Selected text:
The thinking that the 'price of liberty is eternal vigilance' (1809, see above quote) came into being either during or shortly after the American Revolutionary War that led to its independence from Great Britain in 1776. Americans were afraid that the mother country would try to retake the colonies. But I believe that the thinking crept into the church as well, gaining a foothold of error just like the one that had taken hold of the Galatians. People LIKE the idea that they can have a say in their own destiny, not feeling entirely comfortable with the idea that salvation is a Divine initiative and even free will is absorbed into God's omniscience (aka predestination) - not that God decided who would be saved and lost, but that He knew in advance who would be (a subtle difference it is, indeed), because He knows all and is eternal, existing apart from Time. It takes nothing away from personal responsibility, but God being God will make His plan happen either through or in spite of us. (Think of free will and predestination as two sides of the same doorway. On the outside is written "Whosoever will" and on the inside is written "Chosen in Him before the foundation of the world.")

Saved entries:
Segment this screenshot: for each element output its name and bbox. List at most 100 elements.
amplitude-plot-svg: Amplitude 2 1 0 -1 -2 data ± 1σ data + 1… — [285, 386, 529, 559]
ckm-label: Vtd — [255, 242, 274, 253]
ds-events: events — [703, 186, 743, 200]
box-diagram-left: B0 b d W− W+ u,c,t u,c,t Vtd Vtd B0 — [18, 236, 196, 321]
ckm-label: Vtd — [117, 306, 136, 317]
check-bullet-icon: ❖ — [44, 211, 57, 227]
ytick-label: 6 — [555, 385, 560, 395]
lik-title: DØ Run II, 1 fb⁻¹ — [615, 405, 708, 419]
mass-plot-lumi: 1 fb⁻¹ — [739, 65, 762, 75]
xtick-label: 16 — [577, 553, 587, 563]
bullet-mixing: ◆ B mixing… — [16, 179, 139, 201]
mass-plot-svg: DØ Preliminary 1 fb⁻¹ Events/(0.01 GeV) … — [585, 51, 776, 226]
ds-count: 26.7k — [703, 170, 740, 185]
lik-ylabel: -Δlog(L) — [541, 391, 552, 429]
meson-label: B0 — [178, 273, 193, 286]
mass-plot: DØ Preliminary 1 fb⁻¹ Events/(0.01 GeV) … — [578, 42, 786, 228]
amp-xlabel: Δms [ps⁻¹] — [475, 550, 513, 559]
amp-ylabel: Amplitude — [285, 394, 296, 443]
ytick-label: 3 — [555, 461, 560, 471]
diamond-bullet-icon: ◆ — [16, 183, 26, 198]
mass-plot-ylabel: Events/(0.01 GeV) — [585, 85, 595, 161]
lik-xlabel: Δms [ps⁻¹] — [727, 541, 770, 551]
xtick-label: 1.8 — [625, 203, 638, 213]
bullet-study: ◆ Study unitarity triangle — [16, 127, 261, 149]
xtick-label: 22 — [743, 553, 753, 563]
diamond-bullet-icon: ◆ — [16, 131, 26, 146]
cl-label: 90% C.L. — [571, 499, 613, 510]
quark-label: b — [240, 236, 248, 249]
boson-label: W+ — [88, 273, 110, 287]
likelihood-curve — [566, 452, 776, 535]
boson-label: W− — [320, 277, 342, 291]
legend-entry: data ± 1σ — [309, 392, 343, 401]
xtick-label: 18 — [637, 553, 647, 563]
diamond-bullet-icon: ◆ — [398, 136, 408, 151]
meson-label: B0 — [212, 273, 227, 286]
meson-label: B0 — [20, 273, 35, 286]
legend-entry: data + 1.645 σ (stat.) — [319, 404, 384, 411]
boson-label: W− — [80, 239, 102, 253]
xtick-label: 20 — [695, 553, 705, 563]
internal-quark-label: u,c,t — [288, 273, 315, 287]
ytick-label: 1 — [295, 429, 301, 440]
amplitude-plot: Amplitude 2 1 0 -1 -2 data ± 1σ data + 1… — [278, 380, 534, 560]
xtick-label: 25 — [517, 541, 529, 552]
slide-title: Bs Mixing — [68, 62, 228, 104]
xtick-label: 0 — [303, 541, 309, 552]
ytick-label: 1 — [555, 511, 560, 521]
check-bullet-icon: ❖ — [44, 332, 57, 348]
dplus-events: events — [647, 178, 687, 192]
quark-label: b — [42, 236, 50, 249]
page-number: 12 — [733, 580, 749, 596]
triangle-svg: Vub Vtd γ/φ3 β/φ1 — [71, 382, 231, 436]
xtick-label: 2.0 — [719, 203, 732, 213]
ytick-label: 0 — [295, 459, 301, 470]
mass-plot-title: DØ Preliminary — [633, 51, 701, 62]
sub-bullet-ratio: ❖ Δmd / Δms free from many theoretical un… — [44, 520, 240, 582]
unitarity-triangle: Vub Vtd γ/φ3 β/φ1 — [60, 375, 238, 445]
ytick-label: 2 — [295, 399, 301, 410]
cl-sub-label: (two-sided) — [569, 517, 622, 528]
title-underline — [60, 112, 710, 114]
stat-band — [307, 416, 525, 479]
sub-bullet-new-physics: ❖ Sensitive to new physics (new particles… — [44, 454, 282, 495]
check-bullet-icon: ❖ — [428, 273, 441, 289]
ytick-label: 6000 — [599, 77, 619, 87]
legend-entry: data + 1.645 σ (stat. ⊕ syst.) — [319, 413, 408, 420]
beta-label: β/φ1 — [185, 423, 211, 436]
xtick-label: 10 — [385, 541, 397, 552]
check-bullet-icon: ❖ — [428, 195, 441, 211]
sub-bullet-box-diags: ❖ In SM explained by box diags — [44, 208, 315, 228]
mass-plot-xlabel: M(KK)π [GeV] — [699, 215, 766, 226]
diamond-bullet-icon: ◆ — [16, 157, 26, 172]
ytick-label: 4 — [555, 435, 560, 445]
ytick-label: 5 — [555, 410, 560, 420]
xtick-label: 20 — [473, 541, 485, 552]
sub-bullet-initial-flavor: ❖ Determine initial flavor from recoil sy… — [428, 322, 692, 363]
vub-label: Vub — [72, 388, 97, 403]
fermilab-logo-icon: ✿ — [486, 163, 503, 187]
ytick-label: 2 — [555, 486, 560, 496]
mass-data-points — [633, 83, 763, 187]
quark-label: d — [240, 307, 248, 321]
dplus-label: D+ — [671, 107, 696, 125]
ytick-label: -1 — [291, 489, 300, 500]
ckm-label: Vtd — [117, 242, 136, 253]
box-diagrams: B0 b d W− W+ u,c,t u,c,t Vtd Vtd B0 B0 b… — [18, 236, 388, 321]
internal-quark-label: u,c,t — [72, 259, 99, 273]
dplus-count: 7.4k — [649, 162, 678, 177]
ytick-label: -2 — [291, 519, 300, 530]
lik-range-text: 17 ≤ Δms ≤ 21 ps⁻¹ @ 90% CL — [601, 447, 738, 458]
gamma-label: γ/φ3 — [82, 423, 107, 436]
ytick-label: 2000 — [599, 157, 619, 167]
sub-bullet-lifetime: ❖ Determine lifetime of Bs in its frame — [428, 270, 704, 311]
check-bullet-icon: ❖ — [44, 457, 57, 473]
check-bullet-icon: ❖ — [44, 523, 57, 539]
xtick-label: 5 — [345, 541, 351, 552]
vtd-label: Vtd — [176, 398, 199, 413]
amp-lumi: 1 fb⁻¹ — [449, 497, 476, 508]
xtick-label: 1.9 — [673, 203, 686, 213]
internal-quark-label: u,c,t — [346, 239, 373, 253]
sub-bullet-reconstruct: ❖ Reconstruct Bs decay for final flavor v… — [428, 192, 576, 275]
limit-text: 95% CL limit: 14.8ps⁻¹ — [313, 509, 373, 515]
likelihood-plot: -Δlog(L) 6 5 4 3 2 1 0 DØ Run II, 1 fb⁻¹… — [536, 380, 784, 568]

Study questions:
(a) Recast the paragraph beginning "The thinking that the 'price of liberty" from the passage on predestination as a brief bulleted list that keeps its main facts.
(b) Using the passage on predestination, answer these questions:
(i) In what year did the war lead to independence from Great Britain?
(ii) What did Americans fear the mother country would do?
(iii) What is written on the inside of the doorway?
(c) Summarize the passage on predestination in two sentences.

Results:
(a)
- The idea that the "price of liberty is eternal vigilance" arose during or shortly after the American Revolutionary War, which led to independence from Great Britain in 1776.
- Americans feared the mother country would try to retake the colonies.
- The writer believes this thinking also entered the church, gaining a foothold of error like the one among the Galatians.
- People like having a say in their own destiny and are uneasy with salvation as a Divine initiative.
- Free will is absorbed into God's omniscience (predestination). God did not decide who would be saved or lost. He knew in advance, because He knows all and exists apart from Time.
- This does not remove personal responsibility. God will carry out His plan through or in spite of people.
- Free will and predestination are compared to two sides of one doorway. The outside reads "Whosoever will," and the inside reads "Chosen in Him before the foundation of the world."

(b)
(i) 1776
(ii) Try to retake the colonies
(iii) "Chosen in Him before the foundation of the world."

(c) The idea that liberty requires eternal vigilance arose around the American Revolutionary War, when Americans feared Great Britain would retake the colonies, and the writer believes this thinking also entered the church as an error like that of the Galatians. People prefer to have a say in their own destiny, but the writer holds that salvation is a Divine initiative and that free will is absorbed into God's omniscience, with God knowing in advance who would be saved without removing personal responsibility.